The task ::
State how many lines of the data contain the word "Vamos", and write nothing besides the number.

Records ::
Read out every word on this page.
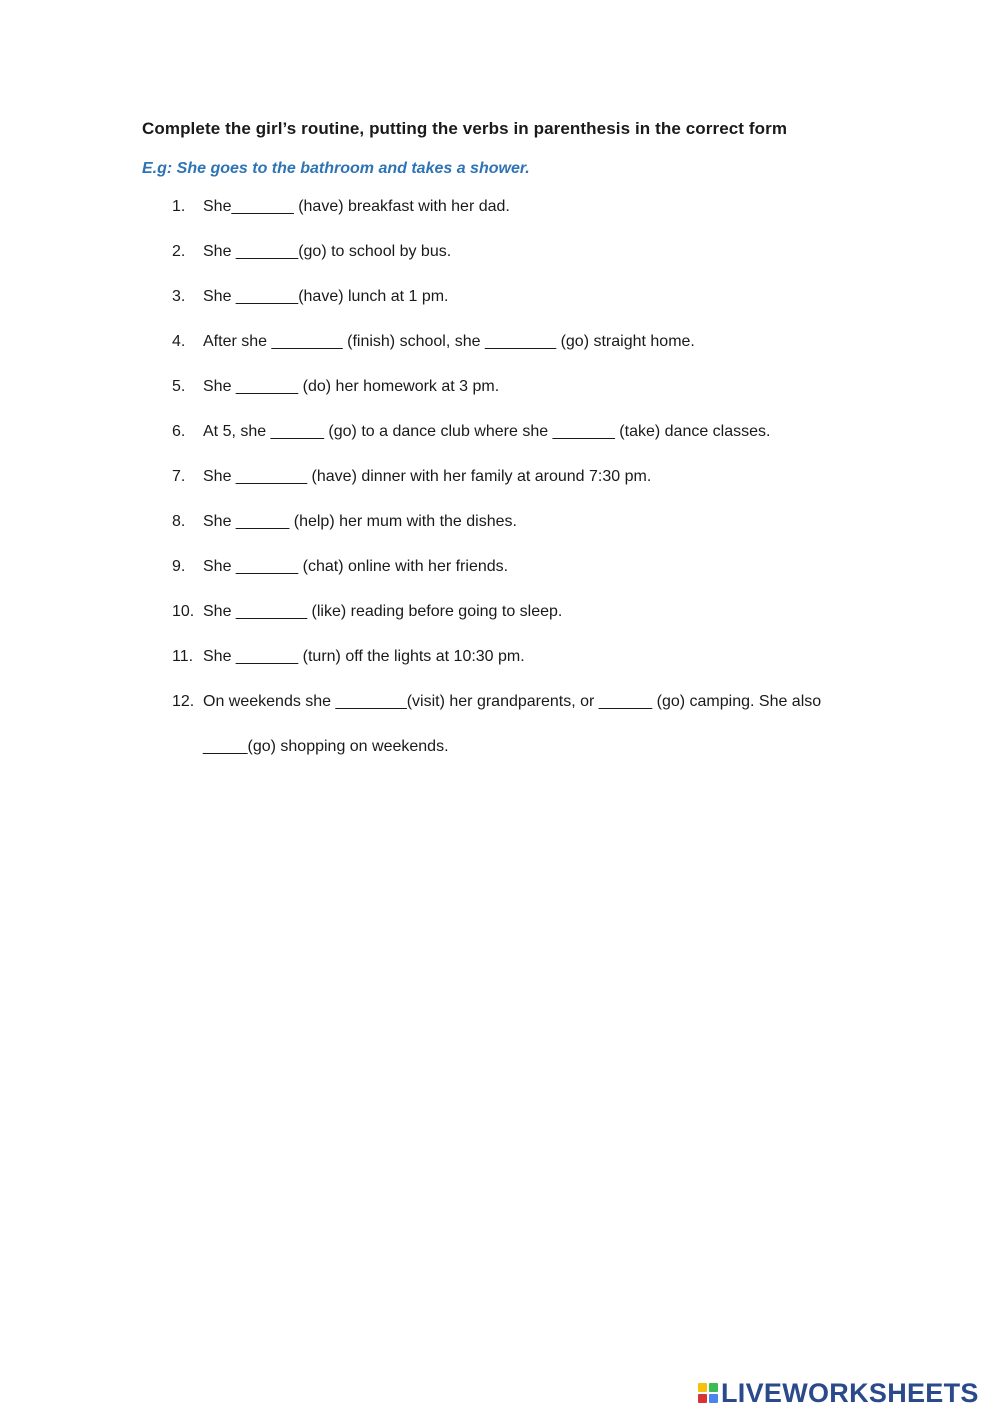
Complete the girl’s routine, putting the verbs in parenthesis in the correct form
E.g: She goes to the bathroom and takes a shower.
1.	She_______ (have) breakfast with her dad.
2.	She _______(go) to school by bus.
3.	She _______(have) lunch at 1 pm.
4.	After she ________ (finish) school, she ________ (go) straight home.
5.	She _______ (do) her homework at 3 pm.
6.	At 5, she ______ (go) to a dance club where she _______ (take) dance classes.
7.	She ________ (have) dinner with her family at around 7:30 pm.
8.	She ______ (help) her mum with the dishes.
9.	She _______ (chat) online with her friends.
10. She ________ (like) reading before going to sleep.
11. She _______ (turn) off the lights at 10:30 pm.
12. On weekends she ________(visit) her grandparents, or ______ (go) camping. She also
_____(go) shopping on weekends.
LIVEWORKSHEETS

==

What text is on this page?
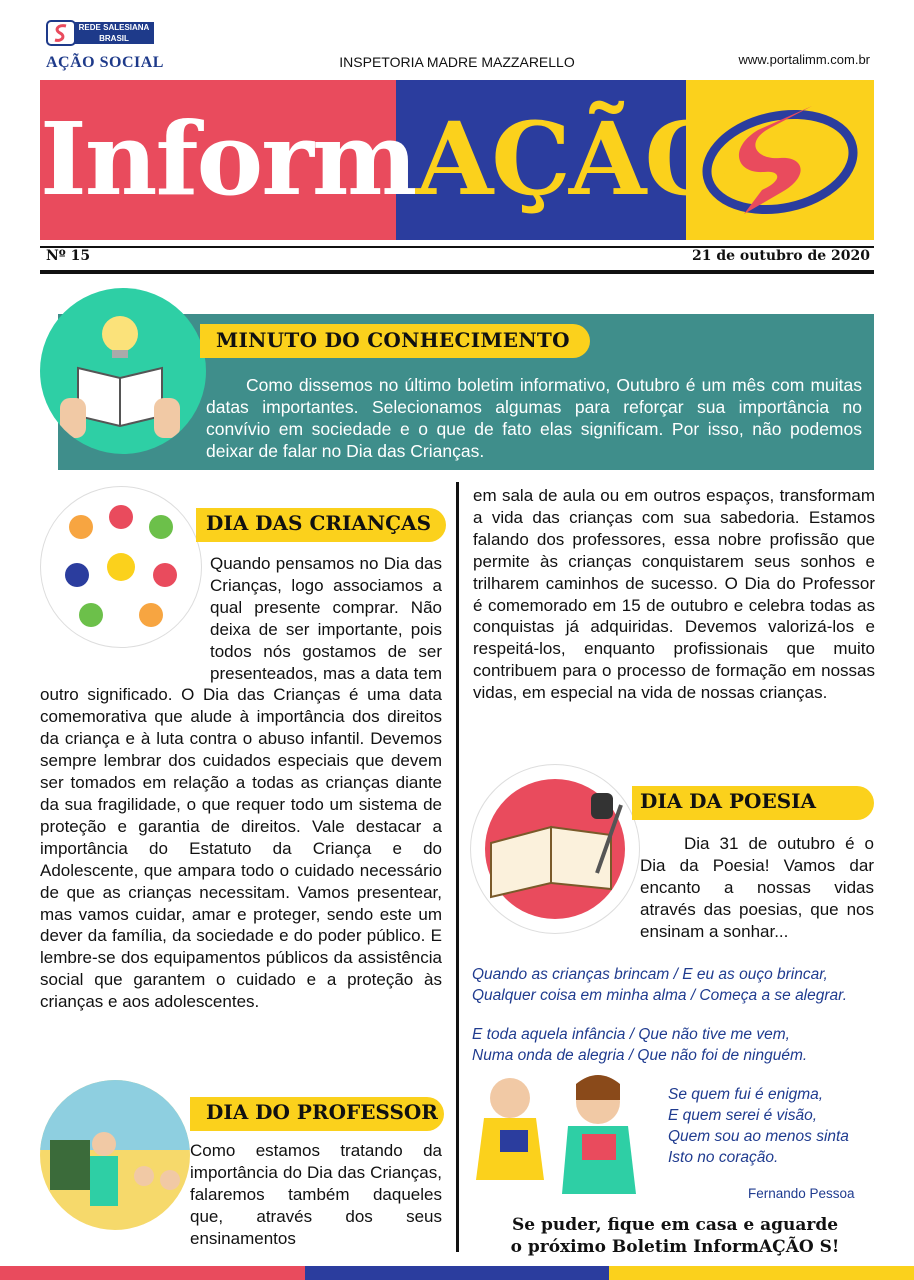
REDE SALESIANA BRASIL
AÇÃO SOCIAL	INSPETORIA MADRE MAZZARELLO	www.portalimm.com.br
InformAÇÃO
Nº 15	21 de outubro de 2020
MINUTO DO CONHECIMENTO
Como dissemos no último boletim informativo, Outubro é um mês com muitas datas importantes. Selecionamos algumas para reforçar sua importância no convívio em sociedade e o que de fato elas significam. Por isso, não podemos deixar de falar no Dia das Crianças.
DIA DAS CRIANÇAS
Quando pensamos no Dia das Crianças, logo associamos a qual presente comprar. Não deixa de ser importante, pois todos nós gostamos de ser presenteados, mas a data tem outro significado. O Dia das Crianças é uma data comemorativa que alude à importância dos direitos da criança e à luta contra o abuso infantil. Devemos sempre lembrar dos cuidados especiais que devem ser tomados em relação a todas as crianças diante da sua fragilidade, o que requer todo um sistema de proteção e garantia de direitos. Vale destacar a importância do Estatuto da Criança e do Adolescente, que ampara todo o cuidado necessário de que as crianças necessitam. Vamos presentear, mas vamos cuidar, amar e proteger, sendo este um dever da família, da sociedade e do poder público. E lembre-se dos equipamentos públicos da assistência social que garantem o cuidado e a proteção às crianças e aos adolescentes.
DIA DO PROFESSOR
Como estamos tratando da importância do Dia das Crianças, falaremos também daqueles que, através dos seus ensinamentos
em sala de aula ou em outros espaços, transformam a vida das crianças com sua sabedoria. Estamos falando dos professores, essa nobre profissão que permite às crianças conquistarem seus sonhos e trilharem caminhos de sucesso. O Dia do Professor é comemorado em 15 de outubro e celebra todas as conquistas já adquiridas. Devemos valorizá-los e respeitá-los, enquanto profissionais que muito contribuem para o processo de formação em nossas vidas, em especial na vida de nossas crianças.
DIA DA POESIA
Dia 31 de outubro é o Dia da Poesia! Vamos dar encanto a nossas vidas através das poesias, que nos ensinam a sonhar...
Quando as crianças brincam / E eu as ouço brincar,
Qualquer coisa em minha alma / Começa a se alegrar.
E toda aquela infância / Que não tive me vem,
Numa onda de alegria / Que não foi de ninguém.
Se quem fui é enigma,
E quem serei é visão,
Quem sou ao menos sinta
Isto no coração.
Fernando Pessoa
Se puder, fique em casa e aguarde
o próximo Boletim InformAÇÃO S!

* * *

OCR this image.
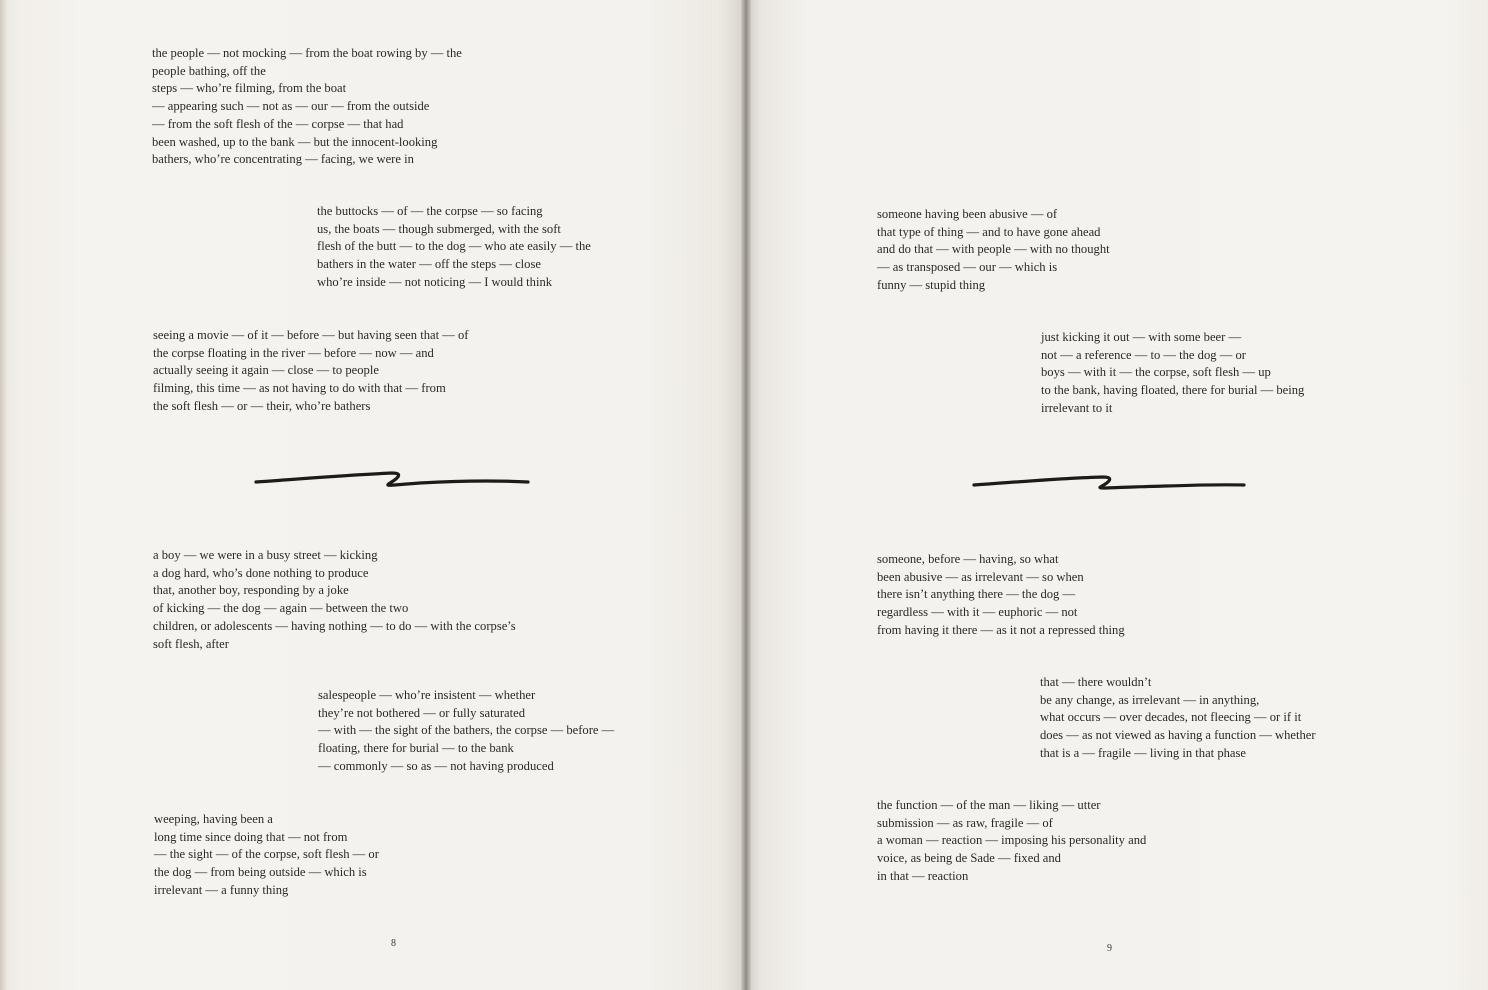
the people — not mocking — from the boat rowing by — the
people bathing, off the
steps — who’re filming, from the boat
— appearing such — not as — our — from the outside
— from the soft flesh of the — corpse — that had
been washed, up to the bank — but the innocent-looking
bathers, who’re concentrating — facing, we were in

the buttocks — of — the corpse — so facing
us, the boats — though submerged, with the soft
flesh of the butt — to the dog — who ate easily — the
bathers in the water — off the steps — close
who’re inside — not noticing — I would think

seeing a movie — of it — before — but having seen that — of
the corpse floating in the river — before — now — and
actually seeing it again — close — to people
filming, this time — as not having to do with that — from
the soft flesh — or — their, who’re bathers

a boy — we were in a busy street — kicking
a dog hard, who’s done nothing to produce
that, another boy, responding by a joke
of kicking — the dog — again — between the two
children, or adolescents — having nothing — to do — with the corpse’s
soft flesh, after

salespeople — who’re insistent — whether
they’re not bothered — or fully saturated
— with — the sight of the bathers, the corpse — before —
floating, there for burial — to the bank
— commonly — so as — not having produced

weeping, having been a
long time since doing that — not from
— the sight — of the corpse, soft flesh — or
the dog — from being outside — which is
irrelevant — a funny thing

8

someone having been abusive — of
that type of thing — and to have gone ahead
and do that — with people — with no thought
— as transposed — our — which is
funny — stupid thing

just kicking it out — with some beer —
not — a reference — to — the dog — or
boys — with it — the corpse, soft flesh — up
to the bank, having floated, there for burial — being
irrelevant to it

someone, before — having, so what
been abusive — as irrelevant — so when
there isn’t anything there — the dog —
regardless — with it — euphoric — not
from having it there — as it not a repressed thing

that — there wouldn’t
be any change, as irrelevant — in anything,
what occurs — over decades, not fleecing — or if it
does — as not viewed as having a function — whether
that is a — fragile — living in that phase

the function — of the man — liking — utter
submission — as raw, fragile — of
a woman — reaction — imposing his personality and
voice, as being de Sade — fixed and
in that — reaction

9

Exercise output ::
2